WORK TASK
Here are some records. Print all of them exactly.

RECORDS TO PROCESS
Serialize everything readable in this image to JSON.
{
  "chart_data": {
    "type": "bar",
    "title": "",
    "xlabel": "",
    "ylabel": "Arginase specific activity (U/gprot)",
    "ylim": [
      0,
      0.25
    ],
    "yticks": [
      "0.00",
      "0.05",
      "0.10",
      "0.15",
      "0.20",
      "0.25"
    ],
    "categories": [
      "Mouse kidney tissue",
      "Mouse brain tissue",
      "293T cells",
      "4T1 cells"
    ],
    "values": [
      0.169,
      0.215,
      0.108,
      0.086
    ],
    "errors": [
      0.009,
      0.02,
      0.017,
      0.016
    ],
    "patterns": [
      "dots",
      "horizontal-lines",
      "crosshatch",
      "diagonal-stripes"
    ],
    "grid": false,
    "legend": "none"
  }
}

YOUR SOLUTION
Serialize everything readable in this image to JSON.
{
  "chart_data": {
    "type": "bar",
    "title": "",
    "xlabel": "",
    "ylabel": "Arginase specific activity (U/gprot)",
    "ylim": [
      0,
      0.25
    ],
    "yticks": [
      "0.00",
      "0.05",
      "0.10",
      "0.15",
      "0.20",
      "0.25"
    ],
    "categories": [
      "Mouse kidney tissue",
      "Mouse brain tissue",
      "293T cells",
      "4T1 cells"
    ],
    "values": [
      0.169,
      0.215,
      0.108,
      0.086
    ],
    "errors": [
      0.009,
      0.02,
      0.017,
      0.016
    ],
    "patterns": [
      "dots",
      "horizontal-lines",
      "crosshatch",
      "diagonal-stripes"
    ],
    "grid": false,
    "legend": "none"
  }
}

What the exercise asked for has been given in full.